## Supplied records
────────────────────────────────────────

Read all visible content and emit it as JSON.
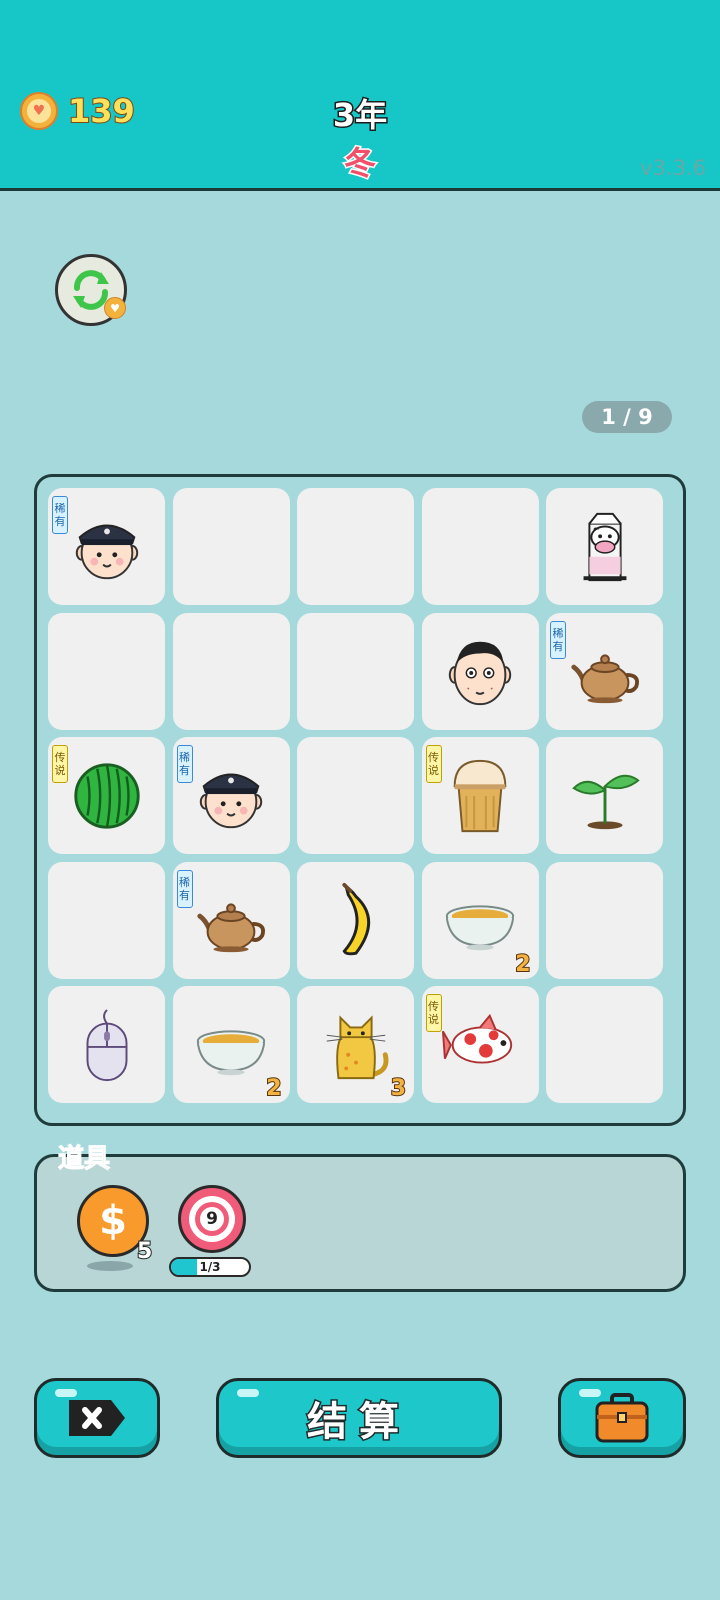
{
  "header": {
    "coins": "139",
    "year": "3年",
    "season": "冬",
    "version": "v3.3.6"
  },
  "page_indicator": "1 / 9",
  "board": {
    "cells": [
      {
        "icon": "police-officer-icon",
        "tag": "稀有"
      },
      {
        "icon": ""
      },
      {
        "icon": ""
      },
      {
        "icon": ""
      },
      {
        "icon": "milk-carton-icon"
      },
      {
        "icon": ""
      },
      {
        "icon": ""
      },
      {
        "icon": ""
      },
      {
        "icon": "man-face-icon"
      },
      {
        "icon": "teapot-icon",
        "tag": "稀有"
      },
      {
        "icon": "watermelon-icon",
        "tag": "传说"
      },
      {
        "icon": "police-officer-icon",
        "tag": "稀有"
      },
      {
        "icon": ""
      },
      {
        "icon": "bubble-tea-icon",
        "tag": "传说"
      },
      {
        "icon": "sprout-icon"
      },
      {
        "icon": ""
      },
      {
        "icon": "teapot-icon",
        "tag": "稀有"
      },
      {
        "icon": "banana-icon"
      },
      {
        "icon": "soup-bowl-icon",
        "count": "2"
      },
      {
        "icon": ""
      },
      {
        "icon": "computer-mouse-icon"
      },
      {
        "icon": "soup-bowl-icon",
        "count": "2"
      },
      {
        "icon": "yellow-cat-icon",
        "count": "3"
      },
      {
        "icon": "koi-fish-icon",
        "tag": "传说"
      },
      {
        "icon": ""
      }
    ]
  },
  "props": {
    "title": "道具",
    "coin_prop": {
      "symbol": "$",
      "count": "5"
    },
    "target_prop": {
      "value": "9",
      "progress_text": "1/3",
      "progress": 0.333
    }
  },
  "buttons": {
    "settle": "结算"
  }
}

────────────────────────────────────────

## Exercise prompt
Print the entries above exactly, taking out only the pictures.

## Task output
Read all visible content and emit it as JSON.
{
  "header": {
    "coins": "139",
    "year": "3年",
    "season": "冬",
    "version": "v3.3.6"
  },
  "page_indicator": "1 / 9",
  "board": {
    "cells": [
      {
        "icon": "police-officer-icon",
        "tag": "稀有"
      },
      {
        "icon": ""
      },
      {
        "icon": ""
      },
      {
        "icon": ""
      },
      {
        "icon": "milk-carton-icon"
      },
      {
        "icon": ""
      },
      {
        "icon": ""
      },
      {
        "icon": ""
      },
      {
        "icon": "man-face-icon"
      },
      {
        "icon": "teapot-icon",
        "tag": "稀有"
      },
      {
        "icon": "watermelon-icon",
        "tag": "传说"
      },
      {
        "icon": "police-officer-icon",
        "tag": "稀有"
      },
      {
        "icon": ""
      },
      {
        "icon": "bubble-tea-icon",
        "tag": "传说"
      },
      {
        "icon": "sprout-icon"
      },
      {
        "icon": ""
      },
      {
        "icon": "teapot-icon",
        "tag": "稀有"
      },
      {
        "icon": "banana-icon"
      },
      {
        "icon": "soup-bowl-icon",
        "count": "2"
      },
      {
        "icon": ""
      },
      {
        "icon": "computer-mouse-icon"
      },
      {
        "icon": "soup-bowl-icon",
        "count": "2"
      },
      {
        "icon": "yellow-cat-icon",
        "count": "3"
      },
      {
        "icon": "koi-fish-icon",
        "tag": "传说"
      },
      {
        "icon": ""
      }
    ]
  },
  "props": {
    "title": "道具",
    "coin_prop": {
      "symbol": "$",
      "count": "5"
    },
    "target_prop": {
      "value": "9",
      "progress_text": "1/3",
      "progress": 0.333
    }
  },
  "buttons": {
    "settle": "结算"
  }
}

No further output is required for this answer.